O que fazer ▸
Retome o texto sobre Claudina Vidal logo após a última frase, a do amistoso de 1972 em Alegrete, e dê continuidade a ele.

A incrível história de Claudina Vidal

A incrível história de Claudina Vidal

Uruguaia jogou de centroavante em time masculino

publicidade

As mulheres brasileiras estão brilhando na Copa do Mundo da França. É um novo tempo. Finalmente os olhares e câmeras se voltam para o futebol feminino. As más línguas dizem que é somente a percepção de um bom negócio em vista. Não importa. Tudo é negócio. O que se vê em campo é esporte de qualidade e espetáculo: drible, talento, ousadia. Os rapazes deveriam observar o comportamento aguerrido e apaixonado de Marta e de suas companheiras. Talvez se deva dizer a cada um deles muito seriamente: jogue como uma garota.

Estou lendo “Grêmio por dentro, bastidores e grupos organizados”, do alegretense Davi Lima de Oliveira. Não tenho preconceito com literatura tricolor. Até já torci para o Grêmio. Na época, queria mudar tudo. Sou pós-moderno. Não tenho identidade. Só identificações passageiras, fluidas, líquidas, inconstantes, livres. Ele conta rapidamente, num breve contrabando, a história de Claudina Vidal, uruguaia que jogava de atacante num time masculino. Em 1972, atuou num amistoso em Alegrete defendendo as cores do Paysandú.

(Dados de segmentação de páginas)
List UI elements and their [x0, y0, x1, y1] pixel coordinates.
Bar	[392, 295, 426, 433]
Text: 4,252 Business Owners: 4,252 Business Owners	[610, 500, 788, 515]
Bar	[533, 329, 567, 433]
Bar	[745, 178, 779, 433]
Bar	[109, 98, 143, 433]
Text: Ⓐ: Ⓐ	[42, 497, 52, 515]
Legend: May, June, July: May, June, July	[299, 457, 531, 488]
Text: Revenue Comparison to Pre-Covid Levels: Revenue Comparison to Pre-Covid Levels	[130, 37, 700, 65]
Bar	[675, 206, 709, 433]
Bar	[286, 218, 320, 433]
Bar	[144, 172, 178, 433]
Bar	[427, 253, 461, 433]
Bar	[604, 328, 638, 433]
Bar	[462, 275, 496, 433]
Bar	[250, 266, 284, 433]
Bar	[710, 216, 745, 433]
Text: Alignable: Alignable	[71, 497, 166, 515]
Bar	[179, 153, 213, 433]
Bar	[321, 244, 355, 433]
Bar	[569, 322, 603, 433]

Resultado da tarefa ▸
      A moça chamou tanto a atenção que ganhou destaque na mídia. Um site citado por Oliveira dá mais detalhes do furor provocado por Claudina: “O jornalista Roberto Appel não só entrevistou Claudina como se colocou em campo para marcá-la, com o intuito de analisar mais de perto seu desempenho futebolístico. A façanha não durou mais do que quinze minutos (Appel estava completamente fora de forma), mas rendeu um histórico conteúdo jornalístico, o único que mostra a atleta em ação e um dos poucos em língua portuguesa sobre a camisa 9”.

      O machismo da época não perdoou Claudina. Diziam que era virgem ou “invicta”. O site Medium descreve a jogadora com base na reportagem do jornalista gaúcho citado: “Entre as curiosidades apontada por Appel na matéria, o fato de Claudina ser extremamente tímida, chegar e deixar o estádio sempre uniformizada; usar por debaixo do uniforme um justo maiô preto; não usar maquiagem ou perfume; só jogar pelo lado direito do campo, chegando pouco à área adversária; se deslocar em linha reta, optando por um passe muito preciso ao drible; dominar as bolas no peito com extrema perfeição; ter um chute considerado fraco; evitar o corpo-a-corpo; não possuir muito jogo de cintura e ter um preparo físico impressionante, correndo os noventa minutos sem parar”.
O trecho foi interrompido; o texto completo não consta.